* _What is required_
Write out, precisely and in full, each line of the material.

[start Data to use]

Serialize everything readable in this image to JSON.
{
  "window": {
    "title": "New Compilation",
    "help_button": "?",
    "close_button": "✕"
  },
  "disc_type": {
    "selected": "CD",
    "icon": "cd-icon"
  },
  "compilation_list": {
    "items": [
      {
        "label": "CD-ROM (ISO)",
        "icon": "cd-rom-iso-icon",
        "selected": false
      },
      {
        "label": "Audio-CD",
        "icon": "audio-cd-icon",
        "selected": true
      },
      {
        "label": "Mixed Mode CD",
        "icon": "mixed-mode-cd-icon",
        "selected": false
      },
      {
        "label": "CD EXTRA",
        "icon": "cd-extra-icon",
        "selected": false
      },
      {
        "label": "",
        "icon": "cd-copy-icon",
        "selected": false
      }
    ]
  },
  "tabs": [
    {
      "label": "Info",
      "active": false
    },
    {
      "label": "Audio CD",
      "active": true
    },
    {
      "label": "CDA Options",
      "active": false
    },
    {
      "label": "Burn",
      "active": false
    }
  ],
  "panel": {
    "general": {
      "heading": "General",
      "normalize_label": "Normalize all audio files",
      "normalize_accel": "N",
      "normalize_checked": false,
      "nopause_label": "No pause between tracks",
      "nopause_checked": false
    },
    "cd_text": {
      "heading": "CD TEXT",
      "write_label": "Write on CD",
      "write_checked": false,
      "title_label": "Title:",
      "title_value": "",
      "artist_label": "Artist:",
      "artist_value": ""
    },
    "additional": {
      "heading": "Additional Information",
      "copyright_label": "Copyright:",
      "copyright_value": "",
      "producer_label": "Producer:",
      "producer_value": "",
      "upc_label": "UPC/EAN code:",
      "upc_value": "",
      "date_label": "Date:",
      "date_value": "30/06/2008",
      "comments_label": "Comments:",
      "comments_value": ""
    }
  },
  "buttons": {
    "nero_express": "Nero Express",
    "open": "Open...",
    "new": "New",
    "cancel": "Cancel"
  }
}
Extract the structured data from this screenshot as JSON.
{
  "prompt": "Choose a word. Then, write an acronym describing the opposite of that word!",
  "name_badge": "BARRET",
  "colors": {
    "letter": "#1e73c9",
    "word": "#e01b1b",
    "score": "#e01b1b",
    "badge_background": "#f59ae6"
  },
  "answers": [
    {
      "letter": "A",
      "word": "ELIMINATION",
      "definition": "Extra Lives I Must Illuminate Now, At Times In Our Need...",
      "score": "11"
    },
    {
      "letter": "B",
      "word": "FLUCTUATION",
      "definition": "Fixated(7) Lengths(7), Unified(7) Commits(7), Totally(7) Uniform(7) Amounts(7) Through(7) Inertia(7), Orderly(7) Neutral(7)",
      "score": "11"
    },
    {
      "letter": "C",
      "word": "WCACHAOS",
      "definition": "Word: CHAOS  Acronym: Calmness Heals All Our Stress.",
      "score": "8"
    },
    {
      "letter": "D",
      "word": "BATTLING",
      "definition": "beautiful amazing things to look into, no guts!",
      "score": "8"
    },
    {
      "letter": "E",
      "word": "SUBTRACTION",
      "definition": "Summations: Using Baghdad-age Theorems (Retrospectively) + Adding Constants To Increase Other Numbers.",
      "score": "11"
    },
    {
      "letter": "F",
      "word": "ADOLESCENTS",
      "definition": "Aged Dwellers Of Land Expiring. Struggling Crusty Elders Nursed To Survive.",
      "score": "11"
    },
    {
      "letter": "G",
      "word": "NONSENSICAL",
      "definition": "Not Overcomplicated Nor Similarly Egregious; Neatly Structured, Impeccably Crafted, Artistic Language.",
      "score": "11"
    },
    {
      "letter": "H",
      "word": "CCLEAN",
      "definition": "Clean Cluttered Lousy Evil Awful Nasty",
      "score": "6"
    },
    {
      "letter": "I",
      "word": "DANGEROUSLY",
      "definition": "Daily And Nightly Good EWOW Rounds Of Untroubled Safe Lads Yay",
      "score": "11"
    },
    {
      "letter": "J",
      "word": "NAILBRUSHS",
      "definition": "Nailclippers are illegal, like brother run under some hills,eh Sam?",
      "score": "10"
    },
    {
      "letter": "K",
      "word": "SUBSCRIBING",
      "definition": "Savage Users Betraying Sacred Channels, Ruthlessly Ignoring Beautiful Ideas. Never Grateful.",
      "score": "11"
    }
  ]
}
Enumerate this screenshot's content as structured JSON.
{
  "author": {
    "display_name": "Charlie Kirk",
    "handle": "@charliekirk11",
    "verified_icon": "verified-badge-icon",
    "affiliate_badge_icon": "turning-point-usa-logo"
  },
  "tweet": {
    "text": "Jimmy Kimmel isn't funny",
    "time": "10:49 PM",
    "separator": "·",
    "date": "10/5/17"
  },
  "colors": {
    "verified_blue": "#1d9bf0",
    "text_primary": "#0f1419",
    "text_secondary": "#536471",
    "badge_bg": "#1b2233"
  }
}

[end Data to use]

* _Complete output_
Serialize everything readable in this image to JSON.
{
  "window": {
    "title": "New Compilation",
    "help_button": "?",
    "close_button": "✕"
  },
  "disc_type": {
    "selected": "CD",
    "icon": "cd-icon"
  },
  "compilation_list": {
    "items": [
      {
        "label": "CD-ROM (ISO)",
        "icon": "cd-rom-iso-icon",
        "selected": false
      },
      {
        "label": "Audio-CD",
        "icon": "audio-cd-icon",
        "selected": true
      },
      {
        "label": "Mixed Mode CD",
        "icon": "mixed-mode-cd-icon",
        "selected": false
      },
      {
        "label": "CD EXTRA",
        "icon": "cd-extra-icon",
        "selected": false
      },
      {
        "label": "",
        "icon": "cd-copy-icon",
        "selected": false
      }
    ]
  },
  "tabs": [
    {
      "label": "Info",
      "active": false
    },
    {
      "label": "Audio CD",
      "active": true
    },
    {
      "label": "CDA Options",
      "active": false
    },
    {
      "label": "Burn",
      "active": false
    }
  ],
  "panel": {
    "general": {
      "heading": "General",
      "normalize_label": "Normalize all audio files",
      "normalize_accel": "N",
      "normalize_checked": false,
      "nopause_label": "No pause between tracks",
      "nopause_checked": false
    },
    "cd_text": {
      "heading": "CD TEXT",
      "write_label": "Write on CD",
      "write_checked": false,
      "title_label": "Title:",
      "title_value": "",
      "artist_label": "Artist:",
      "artist_value": ""
    },
    "additional": {
      "heading": "Additional Information",
      "copyright_label": "Copyright:",
      "copyright_value": "",
      "producer_label": "Producer:",
      "producer_value": "",
      "upc_label": "UPC/EAN code:",
      "upc_value": "",
      "date_label": "Date:",
      "date_value": "30/06/2008",
      "comments_label": "Comments:",
      "comments_value": ""
    }
  },
  "buttons": {
    "nero_express": "Nero Express",
    "open": "Open...",
    "new": "New",
    "cancel": "Cancel"
  }
}
Extract the structured data from this screenshot as JSON.
{
  "prompt": "Choose a word. Then, write an acronym describing the opposite of that word!",
  "name_badge": "BARRET",
  "colors": {
    "letter": "#1e73c9",
    "word": "#e01b1b",
    "score": "#e01b1b",
    "badge_background": "#f59ae6"
  },
  "answers": [
    {
      "letter": "A",
      "word": "ELIMINATION",
      "definition": "Extra Lives I Must Illuminate Now, At Times In Our Need...",
      "score": "11"
    },
    {
      "letter": "B",
      "word": "FLUCTUATION",
      "definition": "Fixated(7) Lengths(7), Unified(7) Commits(7), Totally(7) Uniform(7) Amounts(7) Through(7) Inertia(7), Orderly(7) Neutral(7)",
      "score": "11"
    },
    {
      "letter": "C",
      "word": "WCACHAOS",
      "definition": "Word: CHAOS  Acronym: Calmness Heals All Our Stress.",
      "score": "8"
    },
    {
      "letter": "D",
      "word": "BATTLING",
      "definition": "beautiful amazing things to look into, no guts!",
      "score": "8"
    },
    {
      "letter": "E",
      "word": "SUBTRACTION",
      "definition": "Summations: Using Baghdad-age Theorems (Retrospectively) + Adding Constants To Increase Other Numbers.",
      "score": "11"
    },
    {
      "letter": "F",
      "word": "ADOLESCENTS",
      "definition": "Aged Dwellers Of Land Expiring. Struggling Crusty Elders Nursed To Survive.",
      "score": "11"
    },
    {
      "letter": "G",
      "word": "NONSENSICAL",
      "definition": "Not Overcomplicated Nor Similarly Egregious; Neatly Structured, Impeccably Crafted, Artistic Language.",
      "score": "11"
    },
    {
      "letter": "H",
      "word": "CCLEAN",
      "definition": "Clean Cluttered Lousy Evil Awful Nasty",
      "score": "6"
    },
    {
      "letter": "I",
      "word": "DANGEROUSLY",
      "definition": "Daily And Nightly Good EWOW Rounds Of Untroubled Safe Lads Yay",
      "score": "11"
    },
    {
      "letter": "J",
      "word": "NAILBRUSHS",
      "definition": "Nailclippers are illegal, like brother run under some hills,eh Sam?",
      "score": "10"
    },
    {
      "letter": "K",
      "word": "SUBSCRIBING",
      "definition": "Savage Users Betraying Sacred Channels, Ruthlessly Ignoring Beautiful Ideas. Never Grateful.",
      "score": "11"
    }
  ]
}
Enumerate this screenshot's content as structured JSON.
{
  "author": {
    "display_name": "Charlie Kirk",
    "handle": "@charliekirk11",
    "verified_icon": "verified-badge-icon",
    "affiliate_badge_icon": "turning-point-usa-logo"
  },
  "tweet": {
    "text": "Jimmy Kimmel isn't funny",
    "time": "10:49 PM",
    "separator": "·",
    "date": "10/5/17"
  },
  "colors": {
    "verified_blue": "#1d9bf0",
    "text_primary": "#0f1419",
    "text_secondary": "#536471",
    "badge_bg": "#1b2233"
  }
}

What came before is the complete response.